■ **Aim of the task**: Where a line below holds the string "relève", copy that line.

■ **Stored rows**:
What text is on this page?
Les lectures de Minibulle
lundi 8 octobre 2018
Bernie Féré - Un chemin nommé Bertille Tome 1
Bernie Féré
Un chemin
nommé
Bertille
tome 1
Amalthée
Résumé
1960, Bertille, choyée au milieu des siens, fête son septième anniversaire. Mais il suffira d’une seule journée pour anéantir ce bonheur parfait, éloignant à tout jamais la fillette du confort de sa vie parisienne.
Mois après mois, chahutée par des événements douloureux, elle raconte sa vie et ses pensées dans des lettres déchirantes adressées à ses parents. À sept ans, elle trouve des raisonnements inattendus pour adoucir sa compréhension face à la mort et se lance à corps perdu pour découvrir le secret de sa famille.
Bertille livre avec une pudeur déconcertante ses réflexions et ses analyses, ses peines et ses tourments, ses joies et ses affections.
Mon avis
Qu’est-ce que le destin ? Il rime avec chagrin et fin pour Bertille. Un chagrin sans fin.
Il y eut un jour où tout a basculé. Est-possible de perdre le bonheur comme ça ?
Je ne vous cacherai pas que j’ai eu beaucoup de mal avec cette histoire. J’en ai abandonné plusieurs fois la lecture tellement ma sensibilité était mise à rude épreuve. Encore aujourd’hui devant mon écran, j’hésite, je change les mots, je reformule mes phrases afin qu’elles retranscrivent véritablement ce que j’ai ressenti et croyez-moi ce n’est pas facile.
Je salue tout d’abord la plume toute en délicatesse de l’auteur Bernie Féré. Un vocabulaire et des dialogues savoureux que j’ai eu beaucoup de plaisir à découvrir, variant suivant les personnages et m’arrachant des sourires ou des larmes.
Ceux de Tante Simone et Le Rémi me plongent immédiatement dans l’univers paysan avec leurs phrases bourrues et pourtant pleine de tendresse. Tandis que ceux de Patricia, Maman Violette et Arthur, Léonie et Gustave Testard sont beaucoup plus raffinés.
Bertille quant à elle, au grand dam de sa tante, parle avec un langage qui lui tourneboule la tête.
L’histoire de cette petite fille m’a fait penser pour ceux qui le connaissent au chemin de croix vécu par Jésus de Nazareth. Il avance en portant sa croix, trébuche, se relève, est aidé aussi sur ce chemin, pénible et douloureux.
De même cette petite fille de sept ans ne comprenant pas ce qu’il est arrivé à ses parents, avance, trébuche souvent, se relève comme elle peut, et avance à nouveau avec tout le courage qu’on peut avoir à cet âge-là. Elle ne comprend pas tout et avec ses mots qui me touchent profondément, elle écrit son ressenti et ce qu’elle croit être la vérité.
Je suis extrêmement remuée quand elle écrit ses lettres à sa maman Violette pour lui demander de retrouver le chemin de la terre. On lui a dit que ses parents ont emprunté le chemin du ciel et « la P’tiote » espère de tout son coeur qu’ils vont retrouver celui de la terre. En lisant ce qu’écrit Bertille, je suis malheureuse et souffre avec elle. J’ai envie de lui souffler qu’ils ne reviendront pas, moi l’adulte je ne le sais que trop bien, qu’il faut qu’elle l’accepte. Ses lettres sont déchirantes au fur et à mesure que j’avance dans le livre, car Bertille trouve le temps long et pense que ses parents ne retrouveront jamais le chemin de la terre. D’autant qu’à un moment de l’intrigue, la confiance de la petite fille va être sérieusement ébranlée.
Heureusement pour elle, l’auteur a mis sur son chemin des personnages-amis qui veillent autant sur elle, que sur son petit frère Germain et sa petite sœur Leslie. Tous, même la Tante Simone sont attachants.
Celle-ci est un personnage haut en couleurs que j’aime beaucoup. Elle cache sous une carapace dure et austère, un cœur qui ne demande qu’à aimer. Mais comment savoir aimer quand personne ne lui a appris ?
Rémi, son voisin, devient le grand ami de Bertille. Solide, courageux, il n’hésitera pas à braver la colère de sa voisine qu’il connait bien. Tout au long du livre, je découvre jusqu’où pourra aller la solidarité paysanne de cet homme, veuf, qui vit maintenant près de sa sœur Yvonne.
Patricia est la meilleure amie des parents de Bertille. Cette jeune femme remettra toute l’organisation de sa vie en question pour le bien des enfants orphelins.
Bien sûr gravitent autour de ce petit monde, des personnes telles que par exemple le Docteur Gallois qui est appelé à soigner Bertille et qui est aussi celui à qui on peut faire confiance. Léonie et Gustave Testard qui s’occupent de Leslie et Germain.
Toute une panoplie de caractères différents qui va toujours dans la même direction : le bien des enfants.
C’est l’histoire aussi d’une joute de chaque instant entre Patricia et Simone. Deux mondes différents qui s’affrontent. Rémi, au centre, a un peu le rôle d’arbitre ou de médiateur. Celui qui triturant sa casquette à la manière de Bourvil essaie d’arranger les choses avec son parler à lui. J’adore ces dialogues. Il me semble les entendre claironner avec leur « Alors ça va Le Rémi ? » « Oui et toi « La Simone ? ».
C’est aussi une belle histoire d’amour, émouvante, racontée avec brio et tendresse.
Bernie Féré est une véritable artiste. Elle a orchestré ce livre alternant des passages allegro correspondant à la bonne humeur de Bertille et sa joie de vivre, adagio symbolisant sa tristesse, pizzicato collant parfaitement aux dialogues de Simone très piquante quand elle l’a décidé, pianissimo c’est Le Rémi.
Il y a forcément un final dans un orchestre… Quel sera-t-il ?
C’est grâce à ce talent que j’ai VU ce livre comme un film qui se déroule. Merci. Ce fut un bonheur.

■ **Solution**:
L’histoire de cette petite fille m’a fait penser pour ceux qui le connaissent au chemin de croix vécu par Jésus de Nazareth. Il avance en portant sa croix, trébuche, se relève, est aidé aussi sur ce chemin, pénible et douloureux.
De même cette petite fille de sept ans ne comprenant pas ce qu’il est arrivé à ses parents, avance, trébuche souvent, se relève comme elle peut, et avance à nouveau avec tout le courage qu’on peut avoir à cet âge-là. Elle ne comprend pas tout et avec ses mots qui me touchent profondément, elle écrit son ressenti et ce qu’elle croit être la vérité.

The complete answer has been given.